THE EXERCISE:
Count every line in the following entries where the word "Defender" appears. Give the count alone.

** BEGIN GIVEN RECORDS **

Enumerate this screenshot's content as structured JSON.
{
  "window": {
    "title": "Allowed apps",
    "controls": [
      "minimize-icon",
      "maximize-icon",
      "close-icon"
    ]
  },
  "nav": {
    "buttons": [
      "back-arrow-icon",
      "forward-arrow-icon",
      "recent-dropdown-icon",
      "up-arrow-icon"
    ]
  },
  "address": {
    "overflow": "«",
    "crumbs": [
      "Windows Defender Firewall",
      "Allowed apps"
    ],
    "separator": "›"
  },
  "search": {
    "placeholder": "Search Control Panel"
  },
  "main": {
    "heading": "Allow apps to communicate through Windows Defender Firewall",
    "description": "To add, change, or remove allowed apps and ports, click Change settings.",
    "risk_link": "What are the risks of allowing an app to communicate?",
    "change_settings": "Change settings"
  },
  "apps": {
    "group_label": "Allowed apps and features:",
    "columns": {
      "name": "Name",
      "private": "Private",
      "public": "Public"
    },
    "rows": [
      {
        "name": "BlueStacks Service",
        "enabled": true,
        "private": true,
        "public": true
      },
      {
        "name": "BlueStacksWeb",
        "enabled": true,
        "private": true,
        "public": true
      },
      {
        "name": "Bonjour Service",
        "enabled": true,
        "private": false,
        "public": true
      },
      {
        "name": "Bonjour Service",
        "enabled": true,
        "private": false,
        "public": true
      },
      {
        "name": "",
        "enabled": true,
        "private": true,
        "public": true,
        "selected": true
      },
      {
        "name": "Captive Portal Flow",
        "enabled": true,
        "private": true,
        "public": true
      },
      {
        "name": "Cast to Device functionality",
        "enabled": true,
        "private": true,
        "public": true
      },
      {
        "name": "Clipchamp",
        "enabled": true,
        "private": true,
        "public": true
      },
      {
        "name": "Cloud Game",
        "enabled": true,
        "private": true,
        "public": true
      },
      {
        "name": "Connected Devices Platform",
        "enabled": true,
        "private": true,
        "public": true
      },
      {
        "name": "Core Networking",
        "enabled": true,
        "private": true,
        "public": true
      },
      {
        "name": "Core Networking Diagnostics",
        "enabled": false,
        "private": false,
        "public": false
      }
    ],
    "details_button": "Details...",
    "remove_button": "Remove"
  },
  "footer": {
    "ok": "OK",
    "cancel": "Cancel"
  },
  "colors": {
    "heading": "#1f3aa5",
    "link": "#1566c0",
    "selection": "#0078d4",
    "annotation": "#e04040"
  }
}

** END GIVEN RECORDS **

SOLUTION TO THIS PROBLEM:
2